● Exercise task
In the records that follow, locate every line with "Uzbek" and extract it.

-- START Supplied material --

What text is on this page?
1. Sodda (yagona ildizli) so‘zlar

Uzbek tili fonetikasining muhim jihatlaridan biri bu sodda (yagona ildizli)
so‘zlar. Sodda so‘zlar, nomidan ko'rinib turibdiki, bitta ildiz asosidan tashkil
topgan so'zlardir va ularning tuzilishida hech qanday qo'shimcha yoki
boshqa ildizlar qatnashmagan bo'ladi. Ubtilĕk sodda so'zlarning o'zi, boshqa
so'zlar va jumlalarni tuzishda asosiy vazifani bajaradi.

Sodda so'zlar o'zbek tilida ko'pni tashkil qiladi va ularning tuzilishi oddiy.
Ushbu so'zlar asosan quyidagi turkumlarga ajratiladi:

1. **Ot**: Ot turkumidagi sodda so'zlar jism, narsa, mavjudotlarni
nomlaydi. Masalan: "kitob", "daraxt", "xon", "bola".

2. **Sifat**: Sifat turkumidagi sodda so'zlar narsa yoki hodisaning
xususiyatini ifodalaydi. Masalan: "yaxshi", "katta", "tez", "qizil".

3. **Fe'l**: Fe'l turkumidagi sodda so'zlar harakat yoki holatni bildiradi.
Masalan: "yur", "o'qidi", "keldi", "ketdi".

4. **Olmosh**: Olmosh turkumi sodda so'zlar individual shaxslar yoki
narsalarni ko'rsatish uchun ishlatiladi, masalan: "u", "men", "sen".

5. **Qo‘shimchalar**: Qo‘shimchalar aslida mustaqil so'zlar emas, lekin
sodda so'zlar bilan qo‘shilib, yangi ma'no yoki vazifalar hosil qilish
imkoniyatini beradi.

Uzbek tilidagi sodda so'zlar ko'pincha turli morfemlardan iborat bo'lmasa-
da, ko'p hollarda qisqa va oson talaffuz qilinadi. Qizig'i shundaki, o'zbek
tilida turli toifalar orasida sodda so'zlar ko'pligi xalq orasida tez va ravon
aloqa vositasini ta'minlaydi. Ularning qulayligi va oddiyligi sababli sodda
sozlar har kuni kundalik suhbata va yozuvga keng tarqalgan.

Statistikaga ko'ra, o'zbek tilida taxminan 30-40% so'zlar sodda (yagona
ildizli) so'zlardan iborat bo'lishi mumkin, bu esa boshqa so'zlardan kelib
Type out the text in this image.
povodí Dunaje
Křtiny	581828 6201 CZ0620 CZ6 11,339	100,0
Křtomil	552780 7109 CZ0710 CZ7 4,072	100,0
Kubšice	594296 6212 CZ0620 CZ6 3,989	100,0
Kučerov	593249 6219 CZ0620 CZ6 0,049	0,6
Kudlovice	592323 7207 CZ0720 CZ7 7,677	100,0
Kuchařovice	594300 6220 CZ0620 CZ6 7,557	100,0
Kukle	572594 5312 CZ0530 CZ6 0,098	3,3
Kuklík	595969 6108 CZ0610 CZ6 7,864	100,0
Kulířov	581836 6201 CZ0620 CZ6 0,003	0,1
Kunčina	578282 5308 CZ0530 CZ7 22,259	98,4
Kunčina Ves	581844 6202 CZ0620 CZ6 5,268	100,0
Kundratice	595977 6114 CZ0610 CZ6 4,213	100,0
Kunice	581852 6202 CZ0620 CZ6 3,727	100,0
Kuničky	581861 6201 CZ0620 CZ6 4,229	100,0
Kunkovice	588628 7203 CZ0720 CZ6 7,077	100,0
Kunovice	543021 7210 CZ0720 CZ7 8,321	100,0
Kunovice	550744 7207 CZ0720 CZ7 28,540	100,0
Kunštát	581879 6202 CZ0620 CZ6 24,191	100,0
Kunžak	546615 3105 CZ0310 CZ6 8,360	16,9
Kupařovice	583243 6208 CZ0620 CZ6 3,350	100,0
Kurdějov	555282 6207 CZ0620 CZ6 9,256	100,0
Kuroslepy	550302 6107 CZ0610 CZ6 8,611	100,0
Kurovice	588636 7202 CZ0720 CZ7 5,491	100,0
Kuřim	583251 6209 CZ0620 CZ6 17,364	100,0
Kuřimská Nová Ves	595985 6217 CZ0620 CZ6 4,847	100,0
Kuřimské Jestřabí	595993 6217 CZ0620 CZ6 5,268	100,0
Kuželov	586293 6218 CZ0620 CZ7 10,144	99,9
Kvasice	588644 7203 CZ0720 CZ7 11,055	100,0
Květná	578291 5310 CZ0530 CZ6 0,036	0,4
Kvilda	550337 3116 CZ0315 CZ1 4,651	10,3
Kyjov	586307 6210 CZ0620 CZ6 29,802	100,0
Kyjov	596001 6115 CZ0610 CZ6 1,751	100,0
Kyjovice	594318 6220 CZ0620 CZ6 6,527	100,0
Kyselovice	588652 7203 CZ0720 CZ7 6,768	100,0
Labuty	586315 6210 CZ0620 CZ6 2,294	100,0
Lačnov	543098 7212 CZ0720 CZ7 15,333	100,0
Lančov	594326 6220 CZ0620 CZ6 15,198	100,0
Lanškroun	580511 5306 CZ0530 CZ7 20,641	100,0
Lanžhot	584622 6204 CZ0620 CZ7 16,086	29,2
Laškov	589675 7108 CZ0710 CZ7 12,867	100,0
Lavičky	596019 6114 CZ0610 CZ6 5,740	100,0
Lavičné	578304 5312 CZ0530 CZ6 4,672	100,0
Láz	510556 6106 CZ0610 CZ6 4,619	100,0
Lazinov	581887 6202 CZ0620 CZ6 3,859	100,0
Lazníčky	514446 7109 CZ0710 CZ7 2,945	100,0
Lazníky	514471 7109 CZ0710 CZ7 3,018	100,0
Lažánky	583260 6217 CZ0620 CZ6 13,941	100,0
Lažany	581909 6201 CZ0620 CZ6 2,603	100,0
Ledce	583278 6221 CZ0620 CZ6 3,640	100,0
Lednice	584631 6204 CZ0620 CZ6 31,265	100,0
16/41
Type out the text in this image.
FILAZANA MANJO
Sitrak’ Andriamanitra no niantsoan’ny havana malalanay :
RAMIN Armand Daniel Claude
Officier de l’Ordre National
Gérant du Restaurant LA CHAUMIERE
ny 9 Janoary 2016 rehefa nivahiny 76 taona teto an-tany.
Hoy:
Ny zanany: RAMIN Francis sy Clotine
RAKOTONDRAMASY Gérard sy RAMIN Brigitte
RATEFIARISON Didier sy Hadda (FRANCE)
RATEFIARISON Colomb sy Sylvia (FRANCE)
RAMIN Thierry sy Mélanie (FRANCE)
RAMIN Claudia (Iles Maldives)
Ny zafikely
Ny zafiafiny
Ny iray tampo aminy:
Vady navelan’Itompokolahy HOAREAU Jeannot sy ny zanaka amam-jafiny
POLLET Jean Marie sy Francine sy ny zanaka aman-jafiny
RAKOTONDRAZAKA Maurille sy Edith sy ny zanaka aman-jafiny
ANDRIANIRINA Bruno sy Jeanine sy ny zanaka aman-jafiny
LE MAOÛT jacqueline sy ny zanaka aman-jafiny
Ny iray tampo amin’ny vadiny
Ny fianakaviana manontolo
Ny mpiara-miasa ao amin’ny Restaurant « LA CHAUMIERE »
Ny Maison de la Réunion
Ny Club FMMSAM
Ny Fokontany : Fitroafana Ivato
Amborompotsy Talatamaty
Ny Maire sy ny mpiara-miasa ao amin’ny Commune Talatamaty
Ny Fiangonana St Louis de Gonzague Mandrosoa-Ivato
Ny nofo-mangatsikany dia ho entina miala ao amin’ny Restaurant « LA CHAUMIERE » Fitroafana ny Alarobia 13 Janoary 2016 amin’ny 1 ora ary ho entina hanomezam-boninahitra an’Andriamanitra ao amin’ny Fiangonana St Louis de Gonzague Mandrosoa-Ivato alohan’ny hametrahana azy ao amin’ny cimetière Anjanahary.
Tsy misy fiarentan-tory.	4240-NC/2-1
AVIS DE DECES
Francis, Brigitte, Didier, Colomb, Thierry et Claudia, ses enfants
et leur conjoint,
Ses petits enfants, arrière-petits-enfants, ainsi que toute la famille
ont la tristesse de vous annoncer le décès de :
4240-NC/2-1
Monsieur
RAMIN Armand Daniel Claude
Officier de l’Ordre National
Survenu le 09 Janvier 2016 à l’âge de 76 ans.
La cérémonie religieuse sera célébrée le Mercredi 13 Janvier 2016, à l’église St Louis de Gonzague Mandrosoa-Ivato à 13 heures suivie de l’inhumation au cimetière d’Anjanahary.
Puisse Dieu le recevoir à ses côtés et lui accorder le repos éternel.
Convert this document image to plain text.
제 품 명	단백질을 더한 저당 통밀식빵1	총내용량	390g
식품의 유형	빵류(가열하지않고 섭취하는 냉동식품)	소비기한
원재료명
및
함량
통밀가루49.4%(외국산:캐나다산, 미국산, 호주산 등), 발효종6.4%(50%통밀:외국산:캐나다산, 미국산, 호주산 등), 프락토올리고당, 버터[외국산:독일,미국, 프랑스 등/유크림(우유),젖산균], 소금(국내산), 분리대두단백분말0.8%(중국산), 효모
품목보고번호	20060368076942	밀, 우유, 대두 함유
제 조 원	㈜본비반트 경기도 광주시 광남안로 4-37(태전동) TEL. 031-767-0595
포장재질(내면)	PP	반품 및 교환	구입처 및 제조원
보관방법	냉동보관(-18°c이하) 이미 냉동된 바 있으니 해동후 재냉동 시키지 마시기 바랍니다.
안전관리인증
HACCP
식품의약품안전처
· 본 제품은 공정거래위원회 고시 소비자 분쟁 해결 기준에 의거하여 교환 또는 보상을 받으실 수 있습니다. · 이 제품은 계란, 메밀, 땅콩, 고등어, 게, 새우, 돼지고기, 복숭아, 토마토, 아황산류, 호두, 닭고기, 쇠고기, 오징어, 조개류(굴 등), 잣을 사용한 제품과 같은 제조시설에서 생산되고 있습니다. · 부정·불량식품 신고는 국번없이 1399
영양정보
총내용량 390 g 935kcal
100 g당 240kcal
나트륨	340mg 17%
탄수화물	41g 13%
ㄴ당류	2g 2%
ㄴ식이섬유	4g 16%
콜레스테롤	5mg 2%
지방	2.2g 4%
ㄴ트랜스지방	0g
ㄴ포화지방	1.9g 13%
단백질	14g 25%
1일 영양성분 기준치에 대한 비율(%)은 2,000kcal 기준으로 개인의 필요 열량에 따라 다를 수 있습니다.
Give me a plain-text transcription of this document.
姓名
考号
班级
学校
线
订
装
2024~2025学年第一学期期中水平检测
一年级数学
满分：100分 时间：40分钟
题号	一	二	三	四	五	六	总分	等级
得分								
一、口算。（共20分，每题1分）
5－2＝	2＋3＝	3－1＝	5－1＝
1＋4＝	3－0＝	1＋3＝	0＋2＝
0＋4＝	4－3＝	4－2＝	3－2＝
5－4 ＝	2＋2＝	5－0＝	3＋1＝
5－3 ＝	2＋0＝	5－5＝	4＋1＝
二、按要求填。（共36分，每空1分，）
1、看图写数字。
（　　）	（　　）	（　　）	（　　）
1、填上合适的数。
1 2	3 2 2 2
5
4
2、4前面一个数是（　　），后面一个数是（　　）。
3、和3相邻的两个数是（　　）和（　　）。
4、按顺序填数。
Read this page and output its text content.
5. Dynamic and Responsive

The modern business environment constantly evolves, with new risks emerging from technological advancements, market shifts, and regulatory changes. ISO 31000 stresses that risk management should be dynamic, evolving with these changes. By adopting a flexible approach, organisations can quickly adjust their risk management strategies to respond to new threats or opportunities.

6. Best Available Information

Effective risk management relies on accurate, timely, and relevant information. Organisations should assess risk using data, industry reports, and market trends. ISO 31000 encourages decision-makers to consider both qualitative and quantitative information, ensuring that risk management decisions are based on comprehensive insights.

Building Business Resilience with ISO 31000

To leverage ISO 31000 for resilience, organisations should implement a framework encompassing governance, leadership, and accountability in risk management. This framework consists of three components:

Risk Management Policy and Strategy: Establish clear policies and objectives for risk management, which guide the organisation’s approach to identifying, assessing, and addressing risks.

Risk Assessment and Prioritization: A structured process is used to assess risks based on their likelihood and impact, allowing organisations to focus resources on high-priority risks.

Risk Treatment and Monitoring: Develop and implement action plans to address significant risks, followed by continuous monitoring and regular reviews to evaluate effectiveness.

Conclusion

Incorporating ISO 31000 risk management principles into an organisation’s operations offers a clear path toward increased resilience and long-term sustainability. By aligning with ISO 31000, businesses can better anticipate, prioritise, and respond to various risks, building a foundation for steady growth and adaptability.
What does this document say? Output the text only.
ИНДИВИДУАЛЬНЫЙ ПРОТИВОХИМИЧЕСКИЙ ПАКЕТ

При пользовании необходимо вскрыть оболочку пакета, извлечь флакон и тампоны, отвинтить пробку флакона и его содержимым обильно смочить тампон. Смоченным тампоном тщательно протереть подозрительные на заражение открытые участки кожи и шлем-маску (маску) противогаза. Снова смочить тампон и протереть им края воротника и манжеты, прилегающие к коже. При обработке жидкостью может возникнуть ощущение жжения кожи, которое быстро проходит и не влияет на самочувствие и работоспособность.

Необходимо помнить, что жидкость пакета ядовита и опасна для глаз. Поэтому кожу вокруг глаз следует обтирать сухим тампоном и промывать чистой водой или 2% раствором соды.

-- END Supplied material --

● Right answer
Uzbek tili fonetikasining muhim jihatlaridan biri bu sodda (yagona ildizli)
Uzbek tilidagi sodda so'zlar ko'pincha turli morfemlardan iborat bo'lmasa-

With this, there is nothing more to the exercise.